**WRITTEN INSTRUCTION:** Gather up all lines that carry the word "xlabel".

** START ROWS **

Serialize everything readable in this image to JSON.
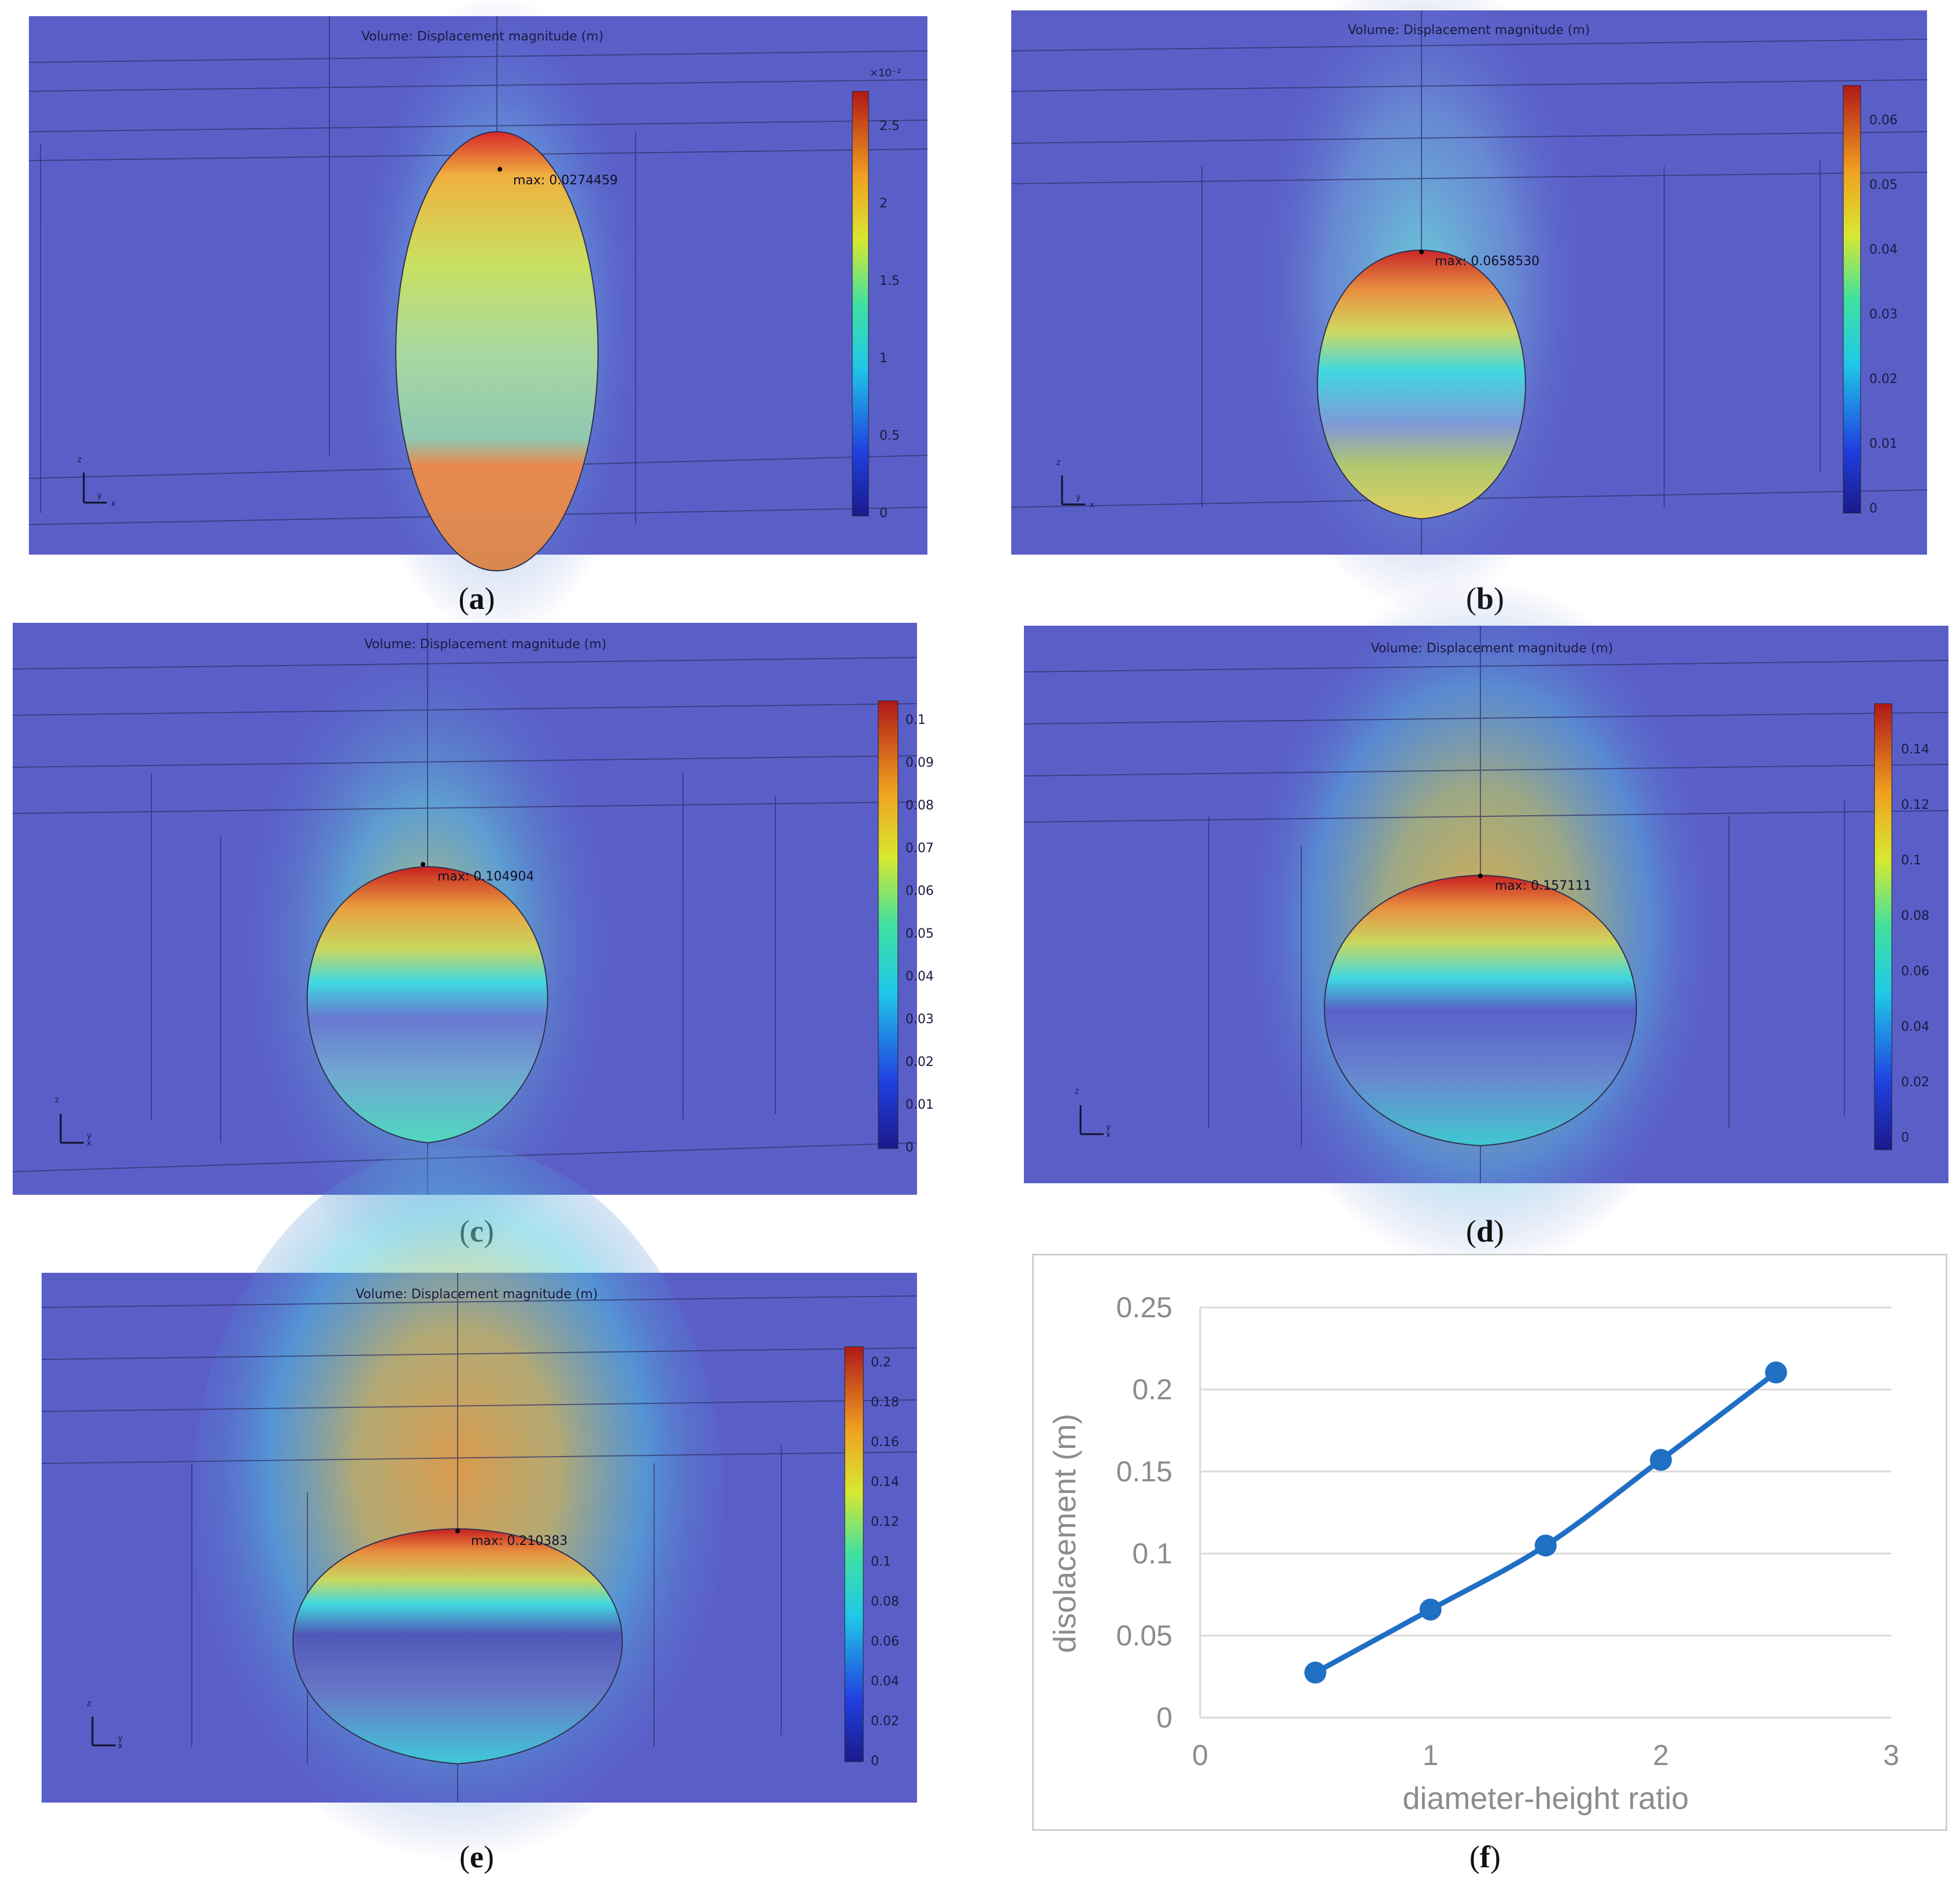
{
  "panels": [
    {
      "id": "a",
      "title": "Volume: Displacement magnitude (m)",
      "max_label": "max: 0.0274459",
      "colorbar_ticks": [
        "2.5",
        "2",
        "1.5",
        "1",
        "0.5",
        "0"
      ],
      "colorbar_exponent": "×10⁻²",
      "caption": "a"
    },
    {
      "id": "b",
      "title": "Volume: Displacement magnitude (m)",
      "max_label": "max: 0.0658530",
      "colorbar_ticks": [
        "0.06",
        "0.05",
        "0.04",
        "0.03",
        "0.02",
        "0.01",
        "0"
      ],
      "caption": "b"
    },
    {
      "id": "c",
      "title": "Volume: Displacement magnitude (m)",
      "max_label": "max: 0.104904",
      "colorbar_ticks": [
        "0.1",
        "0.09",
        "0.08",
        "0.07",
        "0.06",
        "0.05",
        "0.04",
        "0.03",
        "0.02",
        "0.01",
        "0"
      ],
      "caption": "c"
    },
    {
      "id": "d",
      "title": "Volume: Displacement magnitude (m)",
      "max_label": "max: 0.157111",
      "colorbar_ticks": [
        "0.14",
        "0.12",
        "0.1",
        "0.08",
        "0.06",
        "0.04",
        "0.02",
        "0"
      ],
      "caption": "d"
    },
    {
      "id": "e",
      "title": "Volume: Displacement magnitude (m)",
      "max_label": "max: 0.210383",
      "colorbar_ticks": [
        "0.2",
        "0.18",
        "0.16",
        "0.14",
        "0.12",
        "0.1",
        "0.08",
        "0.06",
        "0.04",
        "0.02",
        "0"
      ],
      "caption": "e"
    }
  ],
  "axis_labels": {
    "z": "z",
    "y": "y",
    "x": "x"
  },
  "chart_caption": "f",
  "paren_open": "(",
  "paren_close": ")",
  "colors": {
    "line": "#1f6fc4",
    "grid": "#d9d9d9",
    "axis_text": "#8c8c8c"
  },
  "chart_data": {
    "type": "line",
    "title": "",
    "xlabel": "diameter-height ratio",
    "ylabel": "disolacement (m)",
    "x": [
      0.5,
      1,
      1.5,
      2,
      2.5
    ],
    "y": [
      0.0274459,
      0.065853,
      0.104904,
      0.157111,
      0.210383
    ],
    "xlim": [
      0,
      3
    ],
    "ylim": [
      0,
      0.25
    ],
    "xticks": [
      "0",
      "1",
      "2",
      "3"
    ],
    "yticks": [
      "0",
      "0.05",
      "0.1",
      "0.15",
      "0.2",
      "0.25"
    ],
    "grid": true,
    "markers": true
  }
}
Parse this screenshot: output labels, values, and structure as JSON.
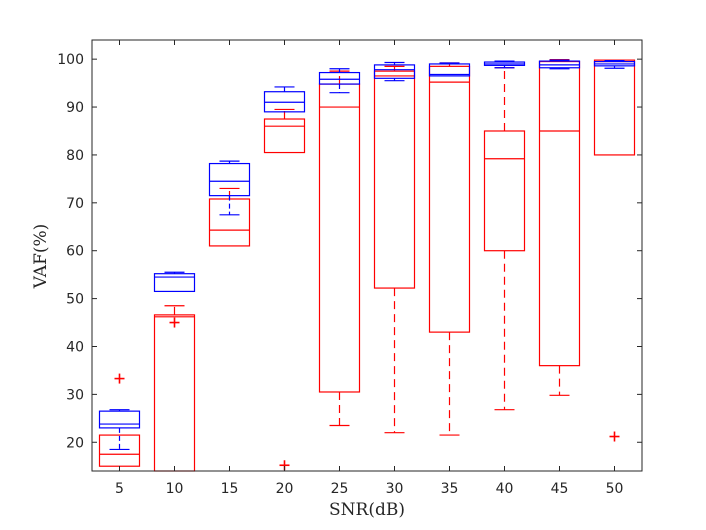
{
  "chart_data": {
    "type": "boxplot",
    "title": "",
    "xlabel": "SNR(dB)",
    "ylabel": "VAF(%)",
    "ylim": [
      14,
      104
    ],
    "yticks": [
      20,
      30,
      40,
      50,
      60,
      70,
      80,
      90,
      100
    ],
    "categories": [
      "5",
      "10",
      "15",
      "20",
      "25",
      "30",
      "35",
      "40",
      "45",
      "50"
    ],
    "colors": {
      "blue": "#0000ff",
      "red": "#ff0000",
      "axis": "#262626"
    },
    "series": [
      {
        "name": "blue",
        "boxes": [
          {
            "q1": 23.0,
            "median": 23.8,
            "q3": 26.5,
            "wlo": 18.5,
            "whi": 26.8,
            "outliers": []
          },
          {
            "q1": 51.5,
            "median": 54.5,
            "q3": 55.2,
            "wlo": 51.5,
            "whi": 55.5,
            "outliers": []
          },
          {
            "q1": 71.5,
            "median": 74.5,
            "q3": 78.2,
            "wlo": 67.5,
            "whi": 78.7,
            "outliers": []
          },
          {
            "q1": 89.0,
            "median": 91.0,
            "q3": 93.2,
            "wlo": 89.0,
            "whi": 94.2,
            "outliers": []
          },
          {
            "q1": 94.8,
            "median": 95.8,
            "q3": 97.2,
            "wlo": 93.0,
            "whi": 98.0,
            "outliers": []
          },
          {
            "q1": 96.0,
            "median": 97.8,
            "q3": 98.8,
            "wlo": 95.5,
            "whi": 99.3,
            "outliers": []
          },
          {
            "q1": 96.5,
            "median": 96.8,
            "q3": 99.0,
            "wlo": 96.5,
            "whi": 99.2,
            "outliers": []
          },
          {
            "q1": 98.7,
            "median": 99.0,
            "q3": 99.4,
            "wlo": 98.2,
            "whi": 99.6,
            "outliers": []
          },
          {
            "q1": 98.2,
            "median": 98.8,
            "q3": 99.6,
            "wlo": 98.0,
            "whi": 99.8,
            "outliers": []
          },
          {
            "q1": 98.6,
            "median": 99.0,
            "q3": 99.5,
            "wlo": 98.1,
            "whi": 99.7,
            "outliers": []
          }
        ]
      },
      {
        "name": "red",
        "boxes": [
          {
            "q1": 15.0,
            "median": 17.5,
            "q3": 21.5,
            "wlo": 15.0,
            "whi": 21.5,
            "outliers": [
              33.3
            ]
          },
          {
            "q1": 14.0,
            "median": 46.2,
            "q3": 46.6,
            "wlo": 14.0,
            "whi": 48.5,
            "outliers": [
              45.0
            ]
          },
          {
            "q1": 61.0,
            "median": 64.3,
            "q3": 70.8,
            "wlo": 61.0,
            "whi": 73.0,
            "outliers": []
          },
          {
            "q1": 80.5,
            "median": 86.0,
            "q3": 87.5,
            "wlo": 80.5,
            "whi": 89.5,
            "outliers": [
              15.2
            ]
          },
          {
            "q1": 30.5,
            "median": 90.0,
            "q3": 94.8,
            "wlo": 23.5,
            "whi": 97.5,
            "outliers": []
          },
          {
            "q1": 52.2,
            "median": 96.5,
            "q3": 97.5,
            "wlo": 22.0,
            "whi": 98.5,
            "outliers": []
          },
          {
            "q1": 43.0,
            "median": 95.2,
            "q3": 98.5,
            "wlo": 21.5,
            "whi": 99.2,
            "outliers": []
          },
          {
            "q1": 60.0,
            "median": 79.2,
            "q3": 85.0,
            "wlo": 26.8,
            "whi": 98.2,
            "outliers": []
          },
          {
            "q1": 36.0,
            "median": 85.0,
            "q3": 99.5,
            "wlo": 29.8,
            "whi": 99.9,
            "outliers": []
          },
          {
            "q1": 80.0,
            "median": 99.5,
            "q3": 99.8,
            "wlo": 80.0,
            "whi": 99.9,
            "outliers": [
              21.2
            ]
          }
        ]
      }
    ]
  }
}
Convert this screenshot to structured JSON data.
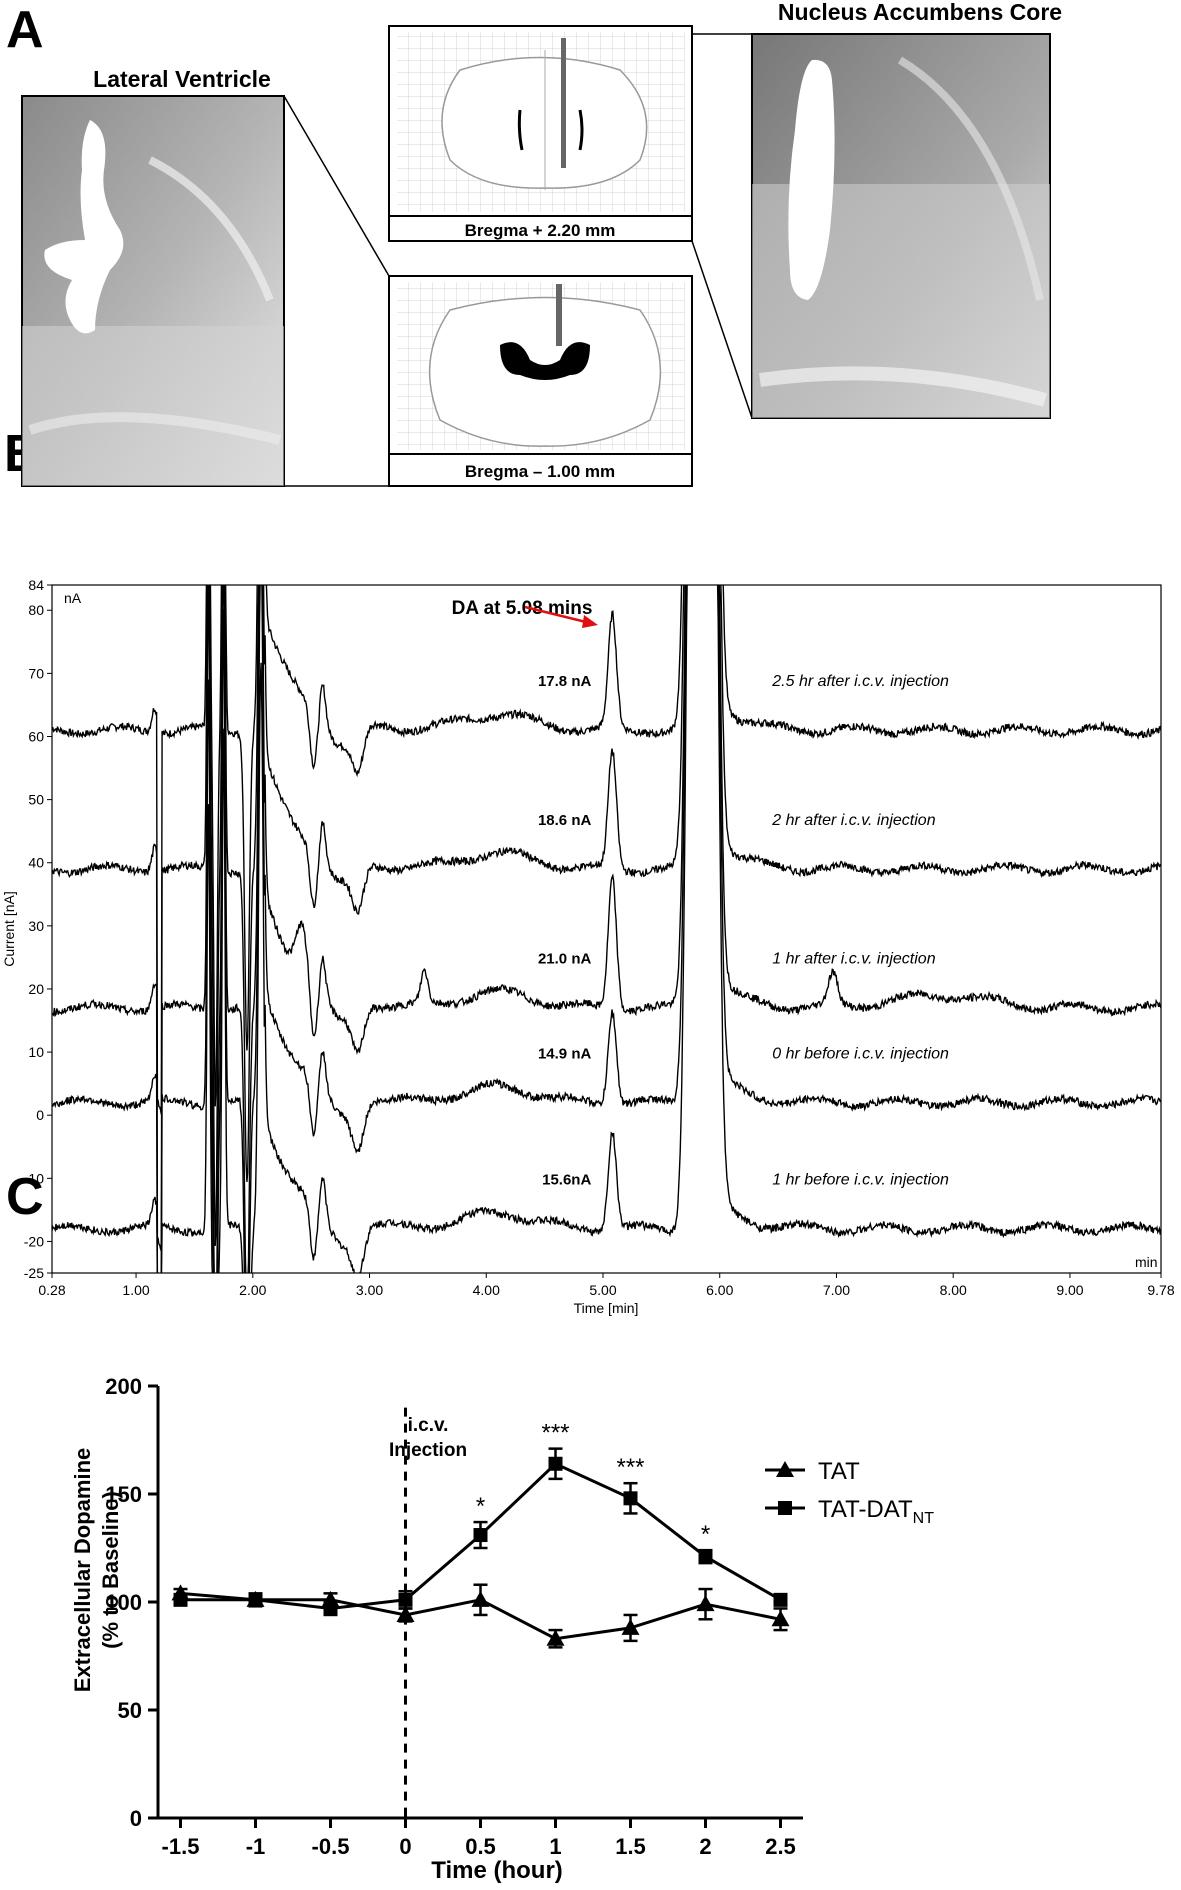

** END ROWS **

**EXERCISE OUTPUT:**
    "xlabel": "diameter-height ratio",
    "xlabel": "SNR(dB)",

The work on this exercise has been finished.